**DATA ROWS**:

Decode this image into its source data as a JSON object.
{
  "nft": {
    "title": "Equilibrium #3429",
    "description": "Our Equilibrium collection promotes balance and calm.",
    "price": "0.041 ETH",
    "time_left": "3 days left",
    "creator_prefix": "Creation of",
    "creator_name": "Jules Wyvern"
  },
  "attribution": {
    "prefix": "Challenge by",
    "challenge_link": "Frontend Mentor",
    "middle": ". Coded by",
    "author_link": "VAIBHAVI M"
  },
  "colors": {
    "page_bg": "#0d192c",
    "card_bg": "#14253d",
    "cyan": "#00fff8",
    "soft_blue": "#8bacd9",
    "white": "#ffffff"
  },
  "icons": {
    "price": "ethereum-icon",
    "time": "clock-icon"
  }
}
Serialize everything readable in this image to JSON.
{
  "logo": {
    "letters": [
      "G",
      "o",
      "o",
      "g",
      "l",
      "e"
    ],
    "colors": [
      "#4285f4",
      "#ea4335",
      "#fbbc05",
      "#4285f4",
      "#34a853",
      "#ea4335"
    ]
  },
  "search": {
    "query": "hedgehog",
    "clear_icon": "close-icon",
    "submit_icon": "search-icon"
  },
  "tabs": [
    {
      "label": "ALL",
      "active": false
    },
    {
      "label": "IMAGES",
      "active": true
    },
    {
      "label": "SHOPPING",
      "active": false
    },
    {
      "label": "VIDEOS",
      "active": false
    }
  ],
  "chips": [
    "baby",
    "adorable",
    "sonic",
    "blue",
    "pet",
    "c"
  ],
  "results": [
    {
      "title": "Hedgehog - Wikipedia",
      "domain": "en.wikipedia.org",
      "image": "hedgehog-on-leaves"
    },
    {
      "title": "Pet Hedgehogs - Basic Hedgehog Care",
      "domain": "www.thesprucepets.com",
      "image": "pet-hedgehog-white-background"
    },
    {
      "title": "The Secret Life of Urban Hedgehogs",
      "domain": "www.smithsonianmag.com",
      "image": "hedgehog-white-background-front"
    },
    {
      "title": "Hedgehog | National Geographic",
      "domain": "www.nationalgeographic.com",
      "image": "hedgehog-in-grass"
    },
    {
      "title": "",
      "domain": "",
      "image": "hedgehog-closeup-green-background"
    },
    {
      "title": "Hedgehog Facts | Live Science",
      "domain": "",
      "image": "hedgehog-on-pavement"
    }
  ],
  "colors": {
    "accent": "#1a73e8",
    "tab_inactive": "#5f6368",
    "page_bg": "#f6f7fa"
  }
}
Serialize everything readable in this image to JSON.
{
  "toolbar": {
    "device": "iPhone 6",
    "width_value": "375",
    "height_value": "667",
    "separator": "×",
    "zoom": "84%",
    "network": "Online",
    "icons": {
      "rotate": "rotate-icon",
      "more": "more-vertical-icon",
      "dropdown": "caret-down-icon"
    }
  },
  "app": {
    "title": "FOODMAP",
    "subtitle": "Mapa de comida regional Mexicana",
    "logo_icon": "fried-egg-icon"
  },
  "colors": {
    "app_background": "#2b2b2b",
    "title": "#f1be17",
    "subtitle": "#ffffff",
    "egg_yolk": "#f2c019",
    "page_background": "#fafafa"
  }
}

**INSTRUCTIONS TO FOLLOW**: From the entries above, extract every line where the word "Equilibrium" appears.

**COMPLETE ANSWER**:
    "title": "Equilibrium #3429",
    "description": "Our Equilibrium collection promotes balance and calm.",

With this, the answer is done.